Set task — Search the material for the word "本协议规定" and report each line where it turns up.

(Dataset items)
--- Start ---
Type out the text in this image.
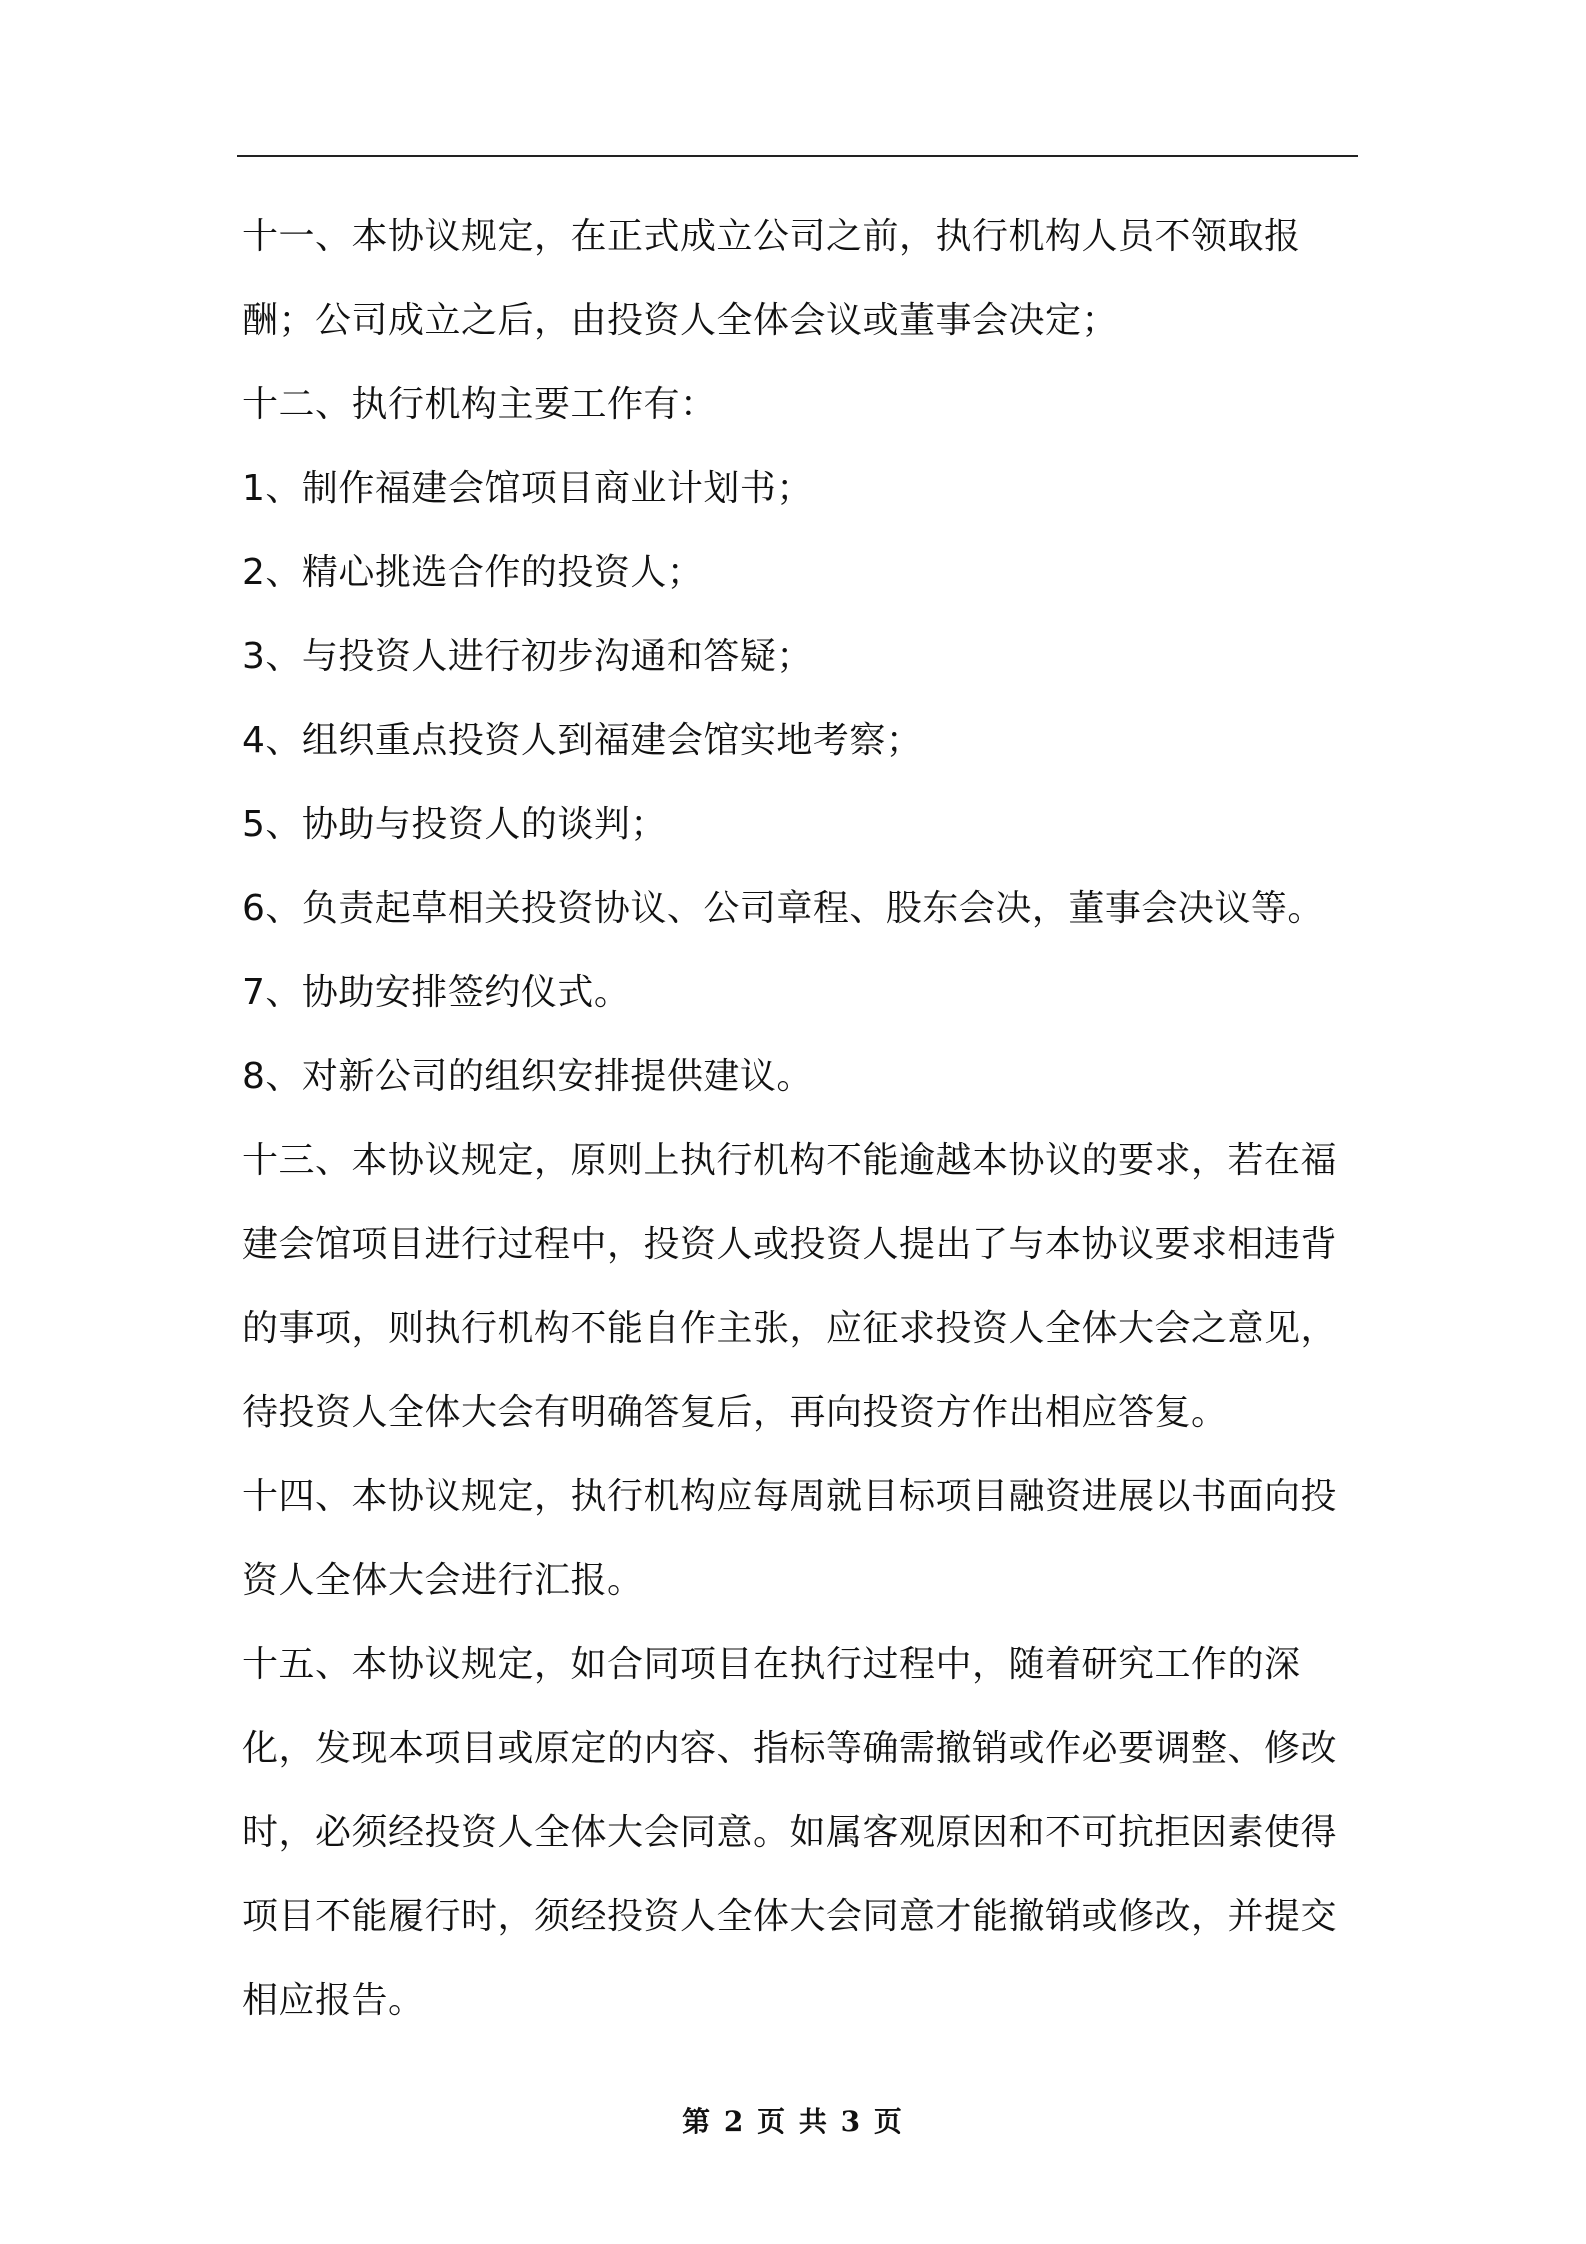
十一、本协议规定，在正式成立公司之前，执行机构人员不领取报酬；公司成立之后，由投资人全体会议或董事会决定；

十二、执行机构主要工作有：

1、制作福建会馆项目商业计划书；

2、精心挑选合作的投资人；

3、与投资人进行初步沟通和答疑；

4、组织重点投资人到福建会馆实地考察；

5、协助与投资人的谈判；

6、负责起草相关投资协议、公司章程、股东会决，董事会决议等。

7、协助安排签约仪式。

8、对新公司的组织安排提供建议。

十三、本协议规定，原则上执行机构不能逾越本协议的要求，若在福建会馆项目进行过程中，投资人或投资人提出了与本协议要求相违背的事项，则执行机构不能自作主张，应征求投资人全体大会之意见，待投资人全体大会有明确答复后，再向投资方作出相应答复。

十四、本协议规定，执行机构应每周就目标项目融资进展以书面向投资人全体大会进行汇报。

十五、本协议规定，如合同项目在执行过程中，随着研究工作的深化，发现本项目或原定的内容、指标等确需撤销或作必要调整、修改时，必须经投资人全体大会同意。如属客观原因和不可抗拒因素使得项目不能履行时，须经投资人全体大会同意才能撤销或修改，并提交相应报告。

第 2 页 共 3 页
--- End ---
Answer to the exercise —
十一、本协议规定，在正式成立公司之前，执行机构人员不领取报酬；公司成立之后，由投资人全体会议或董事会决定；
十三、本协议规定，原则上执行机构不能逾越本协议的要求，若在福建会馆项目进行过程中，投资人或投资人提出了与本协议要求相违背的事项，则执行机构不能自作主张，应征求投资人全体大会之意见，待投资人全体大会有明确答复后，再向投资方作出相应答复。
十四、本协议规定，执行机构应每周就目标项目融资进展以书面向投资人全体大会进行汇报。
十五、本协议规定，如合同项目在执行过程中，随着研究工作的深化，发现本项目或原定的内容、指标等确需撤销或作必要调整、修改时，必须经投资人全体大会同意。如属客观原因和不可抗拒因素使得项目不能履行时，须经投资人全体大会同意才能撤销或修改，并提交相应报告。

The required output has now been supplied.